Written task » Gather from the listing below each line that includes the word "color", and copy it.

Records for the task »
....
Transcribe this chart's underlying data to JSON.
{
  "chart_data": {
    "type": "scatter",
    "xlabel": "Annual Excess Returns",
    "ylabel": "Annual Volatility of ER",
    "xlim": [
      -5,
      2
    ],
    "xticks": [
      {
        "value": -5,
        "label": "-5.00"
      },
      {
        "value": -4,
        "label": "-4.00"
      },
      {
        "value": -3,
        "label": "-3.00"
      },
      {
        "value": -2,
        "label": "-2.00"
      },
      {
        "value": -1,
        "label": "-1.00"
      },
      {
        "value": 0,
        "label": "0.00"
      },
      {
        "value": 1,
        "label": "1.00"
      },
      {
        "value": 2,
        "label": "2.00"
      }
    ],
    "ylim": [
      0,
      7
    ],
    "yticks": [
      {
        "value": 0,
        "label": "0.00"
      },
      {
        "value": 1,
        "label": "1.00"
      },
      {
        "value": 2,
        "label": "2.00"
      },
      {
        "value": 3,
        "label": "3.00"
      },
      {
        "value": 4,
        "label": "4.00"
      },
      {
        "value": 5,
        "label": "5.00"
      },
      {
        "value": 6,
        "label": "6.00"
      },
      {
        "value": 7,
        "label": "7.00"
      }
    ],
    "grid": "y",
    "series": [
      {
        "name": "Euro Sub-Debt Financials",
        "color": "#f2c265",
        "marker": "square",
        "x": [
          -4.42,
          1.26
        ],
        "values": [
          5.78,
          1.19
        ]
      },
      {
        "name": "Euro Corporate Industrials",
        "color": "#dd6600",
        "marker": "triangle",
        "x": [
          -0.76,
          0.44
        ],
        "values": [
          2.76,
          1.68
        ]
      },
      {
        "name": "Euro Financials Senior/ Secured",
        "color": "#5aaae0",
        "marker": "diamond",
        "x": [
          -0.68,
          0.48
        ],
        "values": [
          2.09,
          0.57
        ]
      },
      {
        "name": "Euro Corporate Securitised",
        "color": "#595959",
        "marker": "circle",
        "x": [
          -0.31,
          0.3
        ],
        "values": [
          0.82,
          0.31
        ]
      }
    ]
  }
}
....
Exercise answer »
        "color": "#f2c265",
        "color": "#dd6600",
        "color": "#5aaae0",
        "color": "#595959",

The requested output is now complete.